*DO THIS:* Look below. Copy each line that has "name" in it.

>> Start

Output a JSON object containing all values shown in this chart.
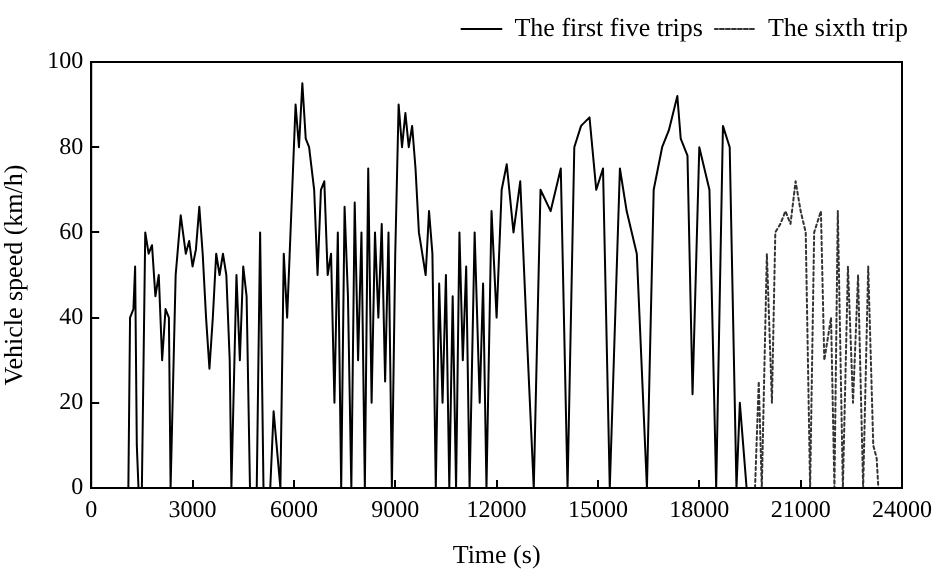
{
  "chart_data": {
    "type": "line",
    "xlabel": "Time (s)",
    "ylabel": "Vehicle speed (km/h)",
    "xlim": [
      0,
      24000
    ],
    "xticks": [
      0,
      3000,
      6000,
      9000,
      12000,
      15000,
      18000,
      21000,
      24000
    ],
    "ylim": [
      0,
      100
    ],
    "yticks": [
      0,
      20,
      40,
      60,
      80,
      100
    ],
    "grid": false,
    "legend": "top right",
    "marker": "none",
    "series": [
      {
        "name": "The first five trips",
        "color": "#000000",
        "line_style": "solid",
        "x": [
          0,
          1100,
          1150,
          1250,
          1300,
          1350,
          1400,
          1500,
          1600,
          1700,
          1800,
          1900,
          2000,
          2100,
          2200,
          2300,
          2350,
          2500,
          2650,
          2800,
          2900,
          3000,
          3100,
          3200,
          3300,
          3400,
          3500,
          3600,
          3700,
          3800,
          3900,
          4000,
          4100,
          4150,
          4300,
          4400,
          4500,
          4600,
          4700,
          4900,
          5000,
          5100,
          5300,
          5400,
          5600,
          5700,
          5800,
          5950,
          6050,
          6150,
          6250,
          6350,
          6450,
          6600,
          6700,
          6800,
          6900,
          7000,
          7100,
          7200,
          7300,
          7400,
          7500,
          7600,
          7700,
          7800,
          7900,
          8000,
          8100,
          8200,
          8300,
          8400,
          8500,
          8600,
          8700,
          8800,
          8900,
          9000,
          9100,
          9200,
          9300,
          9400,
          9500,
          9600,
          9700,
          9800,
          9900,
          10000,
          10100,
          10200,
          10300,
          10400,
          10500,
          10600,
          10700,
          10800,
          10900,
          11000,
          11100,
          11200,
          11350,
          11500,
          11600,
          11700,
          11850,
          12000,
          12150,
          12300,
          12500,
          12700,
          12900,
          13100,
          13300,
          13600,
          13900,
          14100,
          14300,
          14500,
          14750,
          14950,
          15150,
          15350,
          15650,
          15850,
          16150,
          16450,
          16650,
          16900,
          17100,
          17350,
          17450,
          17650,
          17800,
          18000,
          18300,
          18500,
          18700,
          18900,
          19100,
          19200,
          19300,
          19400,
          19500
        ],
        "values": [
          0,
          0,
          40,
          42,
          52,
          10,
          0,
          0,
          60,
          55,
          57,
          45,
          50,
          30,
          42,
          40,
          0,
          50,
          64,
          55,
          58,
          52,
          56,
          66,
          55,
          40,
          28,
          40,
          55,
          50,
          55,
          50,
          30,
          0,
          50,
          30,
          52,
          45,
          0,
          0,
          60,
          0,
          0,
          18,
          0,
          55,
          40,
          70,
          90,
          80,
          95,
          82,
          80,
          70,
          50,
          70,
          72,
          50,
          55,
          20,
          60,
          0,
          66,
          45,
          0,
          67,
          30,
          60,
          0,
          75,
          20,
          60,
          40,
          62,
          25,
          60,
          0,
          55,
          90,
          80,
          88,
          80,
          85,
          75,
          60,
          55,
          50,
          65,
          55,
          0,
          48,
          20,
          50,
          0,
          45,
          0,
          60,
          30,
          52,
          0,
          60,
          20,
          48,
          0,
          65,
          40,
          70,
          76,
          60,
          72,
          35,
          0,
          70,
          65,
          75,
          0,
          80,
          85,
          87,
          70,
          75,
          0,
          75,
          65,
          55,
          0,
          70,
          80,
          84,
          92,
          82,
          78,
          22,
          80,
          70,
          0,
          85,
          80,
          0,
          20,
          10,
          0,
          0
        ]
      },
      {
        "name": "The sixth trip",
        "color": "#333333",
        "line_style": "dotted",
        "x": [
          19650,
          19760,
          19850,
          20000,
          20150,
          20250,
          20400,
          20550,
          20700,
          20850,
          21000,
          21150,
          21280,
          21400,
          21600,
          21700,
          21900,
          22000,
          22100,
          22250,
          22400,
          22550,
          22700,
          22850,
          23000,
          23150,
          23250,
          23300
        ],
        "values": [
          0,
          25,
          0,
          55,
          20,
          60,
          62,
          65,
          62,
          72,
          65,
          60,
          0,
          60,
          65,
          30,
          40,
          0,
          65,
          0,
          52,
          20,
          50,
          0,
          52,
          10,
          7,
          0
        ]
      }
    ]
  }
}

>> End

*EXERCISE OUTPUT:*
        "name": "The first five trips",
        "name": "The sixth trip",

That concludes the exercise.